+++ Entries provided

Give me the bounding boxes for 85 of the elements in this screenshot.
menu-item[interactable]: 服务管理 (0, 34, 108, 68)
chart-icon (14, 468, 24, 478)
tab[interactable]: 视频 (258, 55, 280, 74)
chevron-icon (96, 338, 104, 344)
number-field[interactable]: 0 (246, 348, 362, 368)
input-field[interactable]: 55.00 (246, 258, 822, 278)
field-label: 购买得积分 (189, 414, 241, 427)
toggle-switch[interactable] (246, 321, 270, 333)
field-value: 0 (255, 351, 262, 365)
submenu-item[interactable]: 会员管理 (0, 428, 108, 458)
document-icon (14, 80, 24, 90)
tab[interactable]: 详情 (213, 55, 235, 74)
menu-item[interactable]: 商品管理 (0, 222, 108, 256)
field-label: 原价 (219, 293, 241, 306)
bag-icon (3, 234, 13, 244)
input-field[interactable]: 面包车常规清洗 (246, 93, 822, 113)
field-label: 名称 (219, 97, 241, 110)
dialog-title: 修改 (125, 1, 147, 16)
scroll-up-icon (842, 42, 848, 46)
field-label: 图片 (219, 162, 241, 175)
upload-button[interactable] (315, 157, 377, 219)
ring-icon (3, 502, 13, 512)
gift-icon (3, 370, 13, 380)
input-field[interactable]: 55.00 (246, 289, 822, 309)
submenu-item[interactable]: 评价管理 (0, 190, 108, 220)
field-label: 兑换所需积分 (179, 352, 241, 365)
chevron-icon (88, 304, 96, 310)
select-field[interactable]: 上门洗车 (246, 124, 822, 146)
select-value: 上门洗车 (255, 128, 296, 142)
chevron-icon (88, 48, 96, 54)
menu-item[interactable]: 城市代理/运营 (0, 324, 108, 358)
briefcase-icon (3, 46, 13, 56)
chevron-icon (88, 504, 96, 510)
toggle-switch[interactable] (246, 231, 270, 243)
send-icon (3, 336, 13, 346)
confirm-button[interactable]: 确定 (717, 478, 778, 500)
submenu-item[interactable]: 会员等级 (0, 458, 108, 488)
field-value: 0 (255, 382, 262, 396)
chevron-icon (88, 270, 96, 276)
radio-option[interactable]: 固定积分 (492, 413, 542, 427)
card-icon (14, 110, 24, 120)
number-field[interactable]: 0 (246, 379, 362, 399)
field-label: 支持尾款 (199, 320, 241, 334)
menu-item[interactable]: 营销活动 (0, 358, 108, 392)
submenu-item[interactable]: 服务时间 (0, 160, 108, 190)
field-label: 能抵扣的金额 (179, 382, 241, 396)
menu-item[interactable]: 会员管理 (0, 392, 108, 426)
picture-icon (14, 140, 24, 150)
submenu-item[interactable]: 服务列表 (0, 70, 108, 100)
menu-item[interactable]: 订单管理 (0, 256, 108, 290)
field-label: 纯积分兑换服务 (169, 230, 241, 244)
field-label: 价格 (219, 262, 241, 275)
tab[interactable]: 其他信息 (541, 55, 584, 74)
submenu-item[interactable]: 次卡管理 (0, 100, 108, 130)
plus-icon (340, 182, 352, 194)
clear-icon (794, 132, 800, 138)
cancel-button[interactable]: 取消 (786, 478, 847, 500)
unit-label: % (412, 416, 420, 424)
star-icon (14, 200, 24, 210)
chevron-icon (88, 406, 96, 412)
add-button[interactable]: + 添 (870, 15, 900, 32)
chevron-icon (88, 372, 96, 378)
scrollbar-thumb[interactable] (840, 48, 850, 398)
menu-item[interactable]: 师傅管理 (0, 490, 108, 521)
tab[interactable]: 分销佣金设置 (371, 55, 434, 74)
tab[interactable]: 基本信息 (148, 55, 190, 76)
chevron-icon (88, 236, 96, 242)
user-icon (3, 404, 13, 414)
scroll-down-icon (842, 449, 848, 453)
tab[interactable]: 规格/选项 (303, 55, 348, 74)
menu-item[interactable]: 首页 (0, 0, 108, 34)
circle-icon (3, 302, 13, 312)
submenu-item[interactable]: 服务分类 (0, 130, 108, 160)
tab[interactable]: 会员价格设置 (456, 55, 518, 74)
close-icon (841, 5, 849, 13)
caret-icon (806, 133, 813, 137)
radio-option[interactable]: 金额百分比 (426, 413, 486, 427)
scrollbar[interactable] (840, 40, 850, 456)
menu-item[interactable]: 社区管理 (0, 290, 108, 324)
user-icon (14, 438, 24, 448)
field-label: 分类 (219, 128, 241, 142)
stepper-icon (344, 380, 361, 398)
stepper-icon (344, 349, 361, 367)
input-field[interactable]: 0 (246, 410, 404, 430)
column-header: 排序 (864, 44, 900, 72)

++++++

Challenge: Reproduce every line of the item above without changing anything.

Solution:
Give me the bounding boxes for 85 of the elements in this screenshot.
menu-item[interactable]: 服务管理 (0, 34, 108, 68)
chart-icon (14, 468, 24, 478)
tab[interactable]: 视频 (258, 55, 280, 74)
chevron-icon (96, 338, 104, 344)
number-field[interactable]: 0 (246, 348, 362, 368)
input-field[interactable]: 55.00 (246, 258, 822, 278)
field-label: 购买得积分 (189, 414, 241, 427)
toggle-switch[interactable] (246, 321, 270, 333)
field-value: 0 (255, 351, 262, 365)
submenu-item[interactable]: 会员管理 (0, 428, 108, 458)
document-icon (14, 80, 24, 90)
tab[interactable]: 详情 (213, 55, 235, 74)
menu-item[interactable]: 商品管理 (0, 222, 108, 256)
field-label: 原价 (219, 293, 241, 306)
bag-icon (3, 234, 13, 244)
input-field[interactable]: 面包车常规清洗 (246, 93, 822, 113)
field-label: 名称 (219, 97, 241, 110)
dialog-title: 修改 (125, 1, 147, 16)
scroll-up-icon (842, 42, 848, 46)
field-label: 图片 (219, 162, 241, 175)
upload-button[interactable] (315, 157, 377, 219)
ring-icon (3, 502, 13, 512)
gift-icon (3, 370, 13, 380)
input-field[interactable]: 55.00 (246, 289, 822, 309)
submenu-item[interactable]: 评价管理 (0, 190, 108, 220)
field-label: 兑换所需积分 (179, 352, 241, 365)
chevron-icon (88, 304, 96, 310)
select-field[interactable]: 上门洗车 (246, 124, 822, 146)
select-value: 上门洗车 (255, 128, 296, 142)
chevron-icon (88, 48, 96, 54)
menu-item[interactable]: 城市代理/运营 (0, 324, 108, 358)
briefcase-icon (3, 46, 13, 56)
chevron-icon (88, 504, 96, 510)
toggle-switch[interactable] (246, 231, 270, 243)
send-icon (3, 336, 13, 346)
confirm-button[interactable]: 确定 (717, 478, 778, 500)
submenu-item[interactable]: 会员等级 (0, 458, 108, 488)
field-value: 0 (255, 382, 262, 396)
chevron-icon (88, 270, 96, 276)
radio-option[interactable]: 固定积分 (492, 413, 542, 427)
card-icon (14, 110, 24, 120)
number-field[interactable]: 0 (246, 379, 362, 399)
field-label: 支持尾款 (199, 320, 241, 334)
menu-item[interactable]: 营销活动 (0, 358, 108, 392)
submenu-item[interactable]: 服务时间 (0, 160, 108, 190)
field-label: 能抵扣的金额 (179, 382, 241, 396)
menu-item[interactable]: 会员管理 (0, 392, 108, 426)
picture-icon (14, 140, 24, 150)
submenu-item[interactable]: 服务列表 (0, 70, 108, 100)
menu-item[interactable]: 订单管理 (0, 256, 108, 290)
field-label: 纯积分兑换服务 (169, 230, 241, 244)
field-label: 价格 (219, 262, 241, 275)
tab[interactable]: 其他信息 (541, 55, 584, 74)
submenu-item[interactable]: 次卡管理 (0, 100, 108, 130)
plus-icon (340, 182, 352, 194)
clear-icon (794, 132, 800, 138)
cancel-button[interactable]: 取消 (786, 478, 847, 500)
unit-label: % (412, 416, 420, 424)
star-icon (14, 200, 24, 210)
chevron-icon (88, 406, 96, 412)
add-button[interactable]: + 添 (870, 15, 900, 32)
chevron-icon (88, 372, 96, 378)
scrollbar-thumb[interactable] (840, 48, 850, 398)
menu-item[interactable]: 师傅管理 (0, 490, 108, 521)
tab[interactable]: 分销佣金设置 (371, 55, 434, 74)
tab[interactable]: 基本信息 (148, 55, 190, 76)
chevron-icon (88, 236, 96, 242)
user-icon (3, 404, 13, 414)
scroll-down-icon (842, 449, 848, 453)
tab[interactable]: 规格/选项 (303, 55, 348, 74)
menu-item[interactable]: 首页 (0, 0, 108, 34)
circle-icon (3, 302, 13, 312)
submenu-item[interactable]: 服务分类 (0, 130, 108, 160)
tab[interactable]: 会员价格设置 (456, 55, 518, 74)
close-icon (841, 5, 849, 13)
caret-icon (806, 133, 813, 137)
radio-option[interactable]: 金额百分比 (426, 413, 486, 427)
scrollbar[interactable] (840, 40, 850, 456)
menu-item[interactable]: 社区管理 (0, 290, 108, 324)
user-icon (14, 438, 24, 448)
field-label: 分类 (219, 128, 241, 142)
stepper-icon (344, 380, 361, 398)
stepper-icon (344, 349, 361, 367)
input-field[interactable]: 0 (246, 410, 404, 430)
column-header: 排序 (864, 44, 900, 72)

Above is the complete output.